┌────────

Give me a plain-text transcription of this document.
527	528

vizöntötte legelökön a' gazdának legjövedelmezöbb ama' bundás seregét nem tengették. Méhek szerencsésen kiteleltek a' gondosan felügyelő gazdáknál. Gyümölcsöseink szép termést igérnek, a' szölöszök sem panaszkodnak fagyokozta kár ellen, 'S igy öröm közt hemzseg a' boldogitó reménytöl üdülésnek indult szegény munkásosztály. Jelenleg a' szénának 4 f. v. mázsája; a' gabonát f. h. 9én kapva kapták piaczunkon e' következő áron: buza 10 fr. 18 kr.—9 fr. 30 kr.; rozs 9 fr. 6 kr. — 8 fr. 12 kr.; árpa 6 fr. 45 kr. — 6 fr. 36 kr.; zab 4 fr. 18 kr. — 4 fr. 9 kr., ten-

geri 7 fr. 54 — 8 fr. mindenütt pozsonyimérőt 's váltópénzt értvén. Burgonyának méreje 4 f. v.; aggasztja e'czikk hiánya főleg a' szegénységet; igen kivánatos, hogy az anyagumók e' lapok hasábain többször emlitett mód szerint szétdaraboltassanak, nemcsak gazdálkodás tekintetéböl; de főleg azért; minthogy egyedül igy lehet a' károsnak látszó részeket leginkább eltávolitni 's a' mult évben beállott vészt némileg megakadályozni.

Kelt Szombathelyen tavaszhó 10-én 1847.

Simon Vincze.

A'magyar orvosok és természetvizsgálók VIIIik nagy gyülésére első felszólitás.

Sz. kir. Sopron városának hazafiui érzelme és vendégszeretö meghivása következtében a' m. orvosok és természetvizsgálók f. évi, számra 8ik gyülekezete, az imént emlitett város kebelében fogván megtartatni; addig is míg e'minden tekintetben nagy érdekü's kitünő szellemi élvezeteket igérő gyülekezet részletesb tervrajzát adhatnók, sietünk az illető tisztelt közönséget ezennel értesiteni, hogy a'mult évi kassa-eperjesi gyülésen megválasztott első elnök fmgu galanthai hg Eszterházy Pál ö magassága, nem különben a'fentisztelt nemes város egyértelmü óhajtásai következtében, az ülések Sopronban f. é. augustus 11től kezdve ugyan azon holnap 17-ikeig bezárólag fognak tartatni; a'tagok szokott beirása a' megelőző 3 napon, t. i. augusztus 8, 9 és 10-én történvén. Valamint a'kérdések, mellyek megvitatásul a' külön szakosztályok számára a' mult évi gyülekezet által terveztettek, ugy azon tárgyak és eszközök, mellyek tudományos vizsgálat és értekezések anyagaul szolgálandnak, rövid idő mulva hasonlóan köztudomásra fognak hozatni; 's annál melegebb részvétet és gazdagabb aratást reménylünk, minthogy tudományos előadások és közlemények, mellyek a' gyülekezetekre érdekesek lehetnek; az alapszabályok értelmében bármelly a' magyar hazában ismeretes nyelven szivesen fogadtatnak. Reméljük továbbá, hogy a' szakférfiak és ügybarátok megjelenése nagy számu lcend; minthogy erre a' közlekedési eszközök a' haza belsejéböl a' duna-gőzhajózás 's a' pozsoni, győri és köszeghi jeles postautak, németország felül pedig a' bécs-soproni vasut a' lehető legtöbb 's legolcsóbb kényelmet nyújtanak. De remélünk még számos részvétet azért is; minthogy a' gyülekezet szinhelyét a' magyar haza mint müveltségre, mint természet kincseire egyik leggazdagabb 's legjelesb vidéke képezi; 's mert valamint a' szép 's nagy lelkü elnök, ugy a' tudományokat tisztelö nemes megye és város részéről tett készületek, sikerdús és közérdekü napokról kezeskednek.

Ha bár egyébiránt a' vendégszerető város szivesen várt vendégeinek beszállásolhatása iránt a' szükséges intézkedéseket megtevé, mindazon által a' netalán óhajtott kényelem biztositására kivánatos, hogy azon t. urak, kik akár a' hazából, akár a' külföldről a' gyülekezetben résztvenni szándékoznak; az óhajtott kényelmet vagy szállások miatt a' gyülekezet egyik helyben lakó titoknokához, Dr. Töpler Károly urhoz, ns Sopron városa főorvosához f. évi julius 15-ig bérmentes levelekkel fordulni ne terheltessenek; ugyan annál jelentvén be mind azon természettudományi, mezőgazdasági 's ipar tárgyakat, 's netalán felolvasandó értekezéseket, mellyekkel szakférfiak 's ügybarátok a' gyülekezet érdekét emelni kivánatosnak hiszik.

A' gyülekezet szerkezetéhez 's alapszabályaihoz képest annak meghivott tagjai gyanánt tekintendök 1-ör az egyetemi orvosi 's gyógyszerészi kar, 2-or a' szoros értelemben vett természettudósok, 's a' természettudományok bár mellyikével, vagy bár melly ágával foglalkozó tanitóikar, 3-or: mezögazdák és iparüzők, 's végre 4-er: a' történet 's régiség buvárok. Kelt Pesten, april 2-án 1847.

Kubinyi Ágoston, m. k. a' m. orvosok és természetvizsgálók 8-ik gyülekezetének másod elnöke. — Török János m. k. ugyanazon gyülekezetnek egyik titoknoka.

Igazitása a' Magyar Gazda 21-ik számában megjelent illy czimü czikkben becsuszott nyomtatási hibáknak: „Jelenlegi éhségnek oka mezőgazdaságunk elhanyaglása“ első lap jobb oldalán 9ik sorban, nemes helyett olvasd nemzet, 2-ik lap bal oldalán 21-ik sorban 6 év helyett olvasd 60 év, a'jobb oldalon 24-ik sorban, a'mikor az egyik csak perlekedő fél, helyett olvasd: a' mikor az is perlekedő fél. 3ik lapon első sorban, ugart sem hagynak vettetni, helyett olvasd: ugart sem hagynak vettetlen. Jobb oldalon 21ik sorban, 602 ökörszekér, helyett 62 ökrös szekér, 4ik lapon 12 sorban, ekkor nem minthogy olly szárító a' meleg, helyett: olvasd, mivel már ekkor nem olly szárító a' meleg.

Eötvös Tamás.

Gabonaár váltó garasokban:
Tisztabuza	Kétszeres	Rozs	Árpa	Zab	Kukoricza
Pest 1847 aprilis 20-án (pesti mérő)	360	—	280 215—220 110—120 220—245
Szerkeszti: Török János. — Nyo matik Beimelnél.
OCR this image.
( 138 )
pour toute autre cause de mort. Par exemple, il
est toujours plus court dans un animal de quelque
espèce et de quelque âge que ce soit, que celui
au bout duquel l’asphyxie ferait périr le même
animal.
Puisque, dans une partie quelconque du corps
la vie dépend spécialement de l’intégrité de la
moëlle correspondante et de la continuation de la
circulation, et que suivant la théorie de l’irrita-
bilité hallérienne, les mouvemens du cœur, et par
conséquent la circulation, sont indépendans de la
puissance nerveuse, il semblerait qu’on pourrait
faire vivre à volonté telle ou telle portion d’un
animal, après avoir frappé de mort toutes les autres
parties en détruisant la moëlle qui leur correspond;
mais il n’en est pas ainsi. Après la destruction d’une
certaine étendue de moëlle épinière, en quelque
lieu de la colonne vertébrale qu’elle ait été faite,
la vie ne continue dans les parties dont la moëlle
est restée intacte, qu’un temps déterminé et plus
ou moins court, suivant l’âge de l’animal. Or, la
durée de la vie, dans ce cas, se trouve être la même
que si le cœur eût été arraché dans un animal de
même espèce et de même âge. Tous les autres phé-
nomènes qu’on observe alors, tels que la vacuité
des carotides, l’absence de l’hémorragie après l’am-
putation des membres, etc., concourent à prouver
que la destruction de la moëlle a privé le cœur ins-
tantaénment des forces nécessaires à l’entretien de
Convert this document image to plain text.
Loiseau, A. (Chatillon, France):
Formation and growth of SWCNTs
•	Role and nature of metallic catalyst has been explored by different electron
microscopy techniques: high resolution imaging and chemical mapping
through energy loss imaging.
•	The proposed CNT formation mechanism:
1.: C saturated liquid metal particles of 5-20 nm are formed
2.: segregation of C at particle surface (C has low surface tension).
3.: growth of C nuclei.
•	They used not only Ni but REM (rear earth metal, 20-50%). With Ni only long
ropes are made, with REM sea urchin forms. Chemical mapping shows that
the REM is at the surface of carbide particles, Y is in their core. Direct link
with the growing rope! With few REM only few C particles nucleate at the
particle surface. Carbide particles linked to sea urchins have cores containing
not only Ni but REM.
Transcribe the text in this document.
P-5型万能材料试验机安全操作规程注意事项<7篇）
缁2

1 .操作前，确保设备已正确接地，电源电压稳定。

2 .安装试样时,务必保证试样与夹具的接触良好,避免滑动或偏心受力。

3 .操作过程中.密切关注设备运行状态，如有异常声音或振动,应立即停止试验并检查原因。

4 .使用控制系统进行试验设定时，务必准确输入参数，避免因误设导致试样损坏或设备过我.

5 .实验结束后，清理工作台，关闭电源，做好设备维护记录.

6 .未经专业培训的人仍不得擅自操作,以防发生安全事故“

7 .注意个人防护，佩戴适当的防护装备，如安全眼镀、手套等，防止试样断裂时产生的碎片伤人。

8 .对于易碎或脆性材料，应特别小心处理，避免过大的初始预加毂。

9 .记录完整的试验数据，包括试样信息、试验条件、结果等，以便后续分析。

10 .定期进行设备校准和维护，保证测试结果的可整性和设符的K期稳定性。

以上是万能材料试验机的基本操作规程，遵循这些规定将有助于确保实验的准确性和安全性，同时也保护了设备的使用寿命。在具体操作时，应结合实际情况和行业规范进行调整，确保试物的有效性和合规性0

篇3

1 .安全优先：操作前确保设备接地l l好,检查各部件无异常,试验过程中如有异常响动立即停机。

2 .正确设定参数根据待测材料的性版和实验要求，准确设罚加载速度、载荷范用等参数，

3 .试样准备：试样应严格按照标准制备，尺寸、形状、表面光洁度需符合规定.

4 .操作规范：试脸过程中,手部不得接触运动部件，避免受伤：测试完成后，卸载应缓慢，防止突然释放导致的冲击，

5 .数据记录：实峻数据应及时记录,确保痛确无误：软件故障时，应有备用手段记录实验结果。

└────────

PROBLEM REQUIREMENTS
Pull out every line of the records that includes the string "Török".

SOLUTION TO THIS PROBLEM
Kubinyi Ágoston, m. k. a' m. orvosok és természetvizsgálók 8-ik gyülekezetének másod elnöke. — Török János m. k. ugyanazon gyülekezetnek egyik titoknoka.
Szerkeszti: Török János. — Nyo matik Beimelnél.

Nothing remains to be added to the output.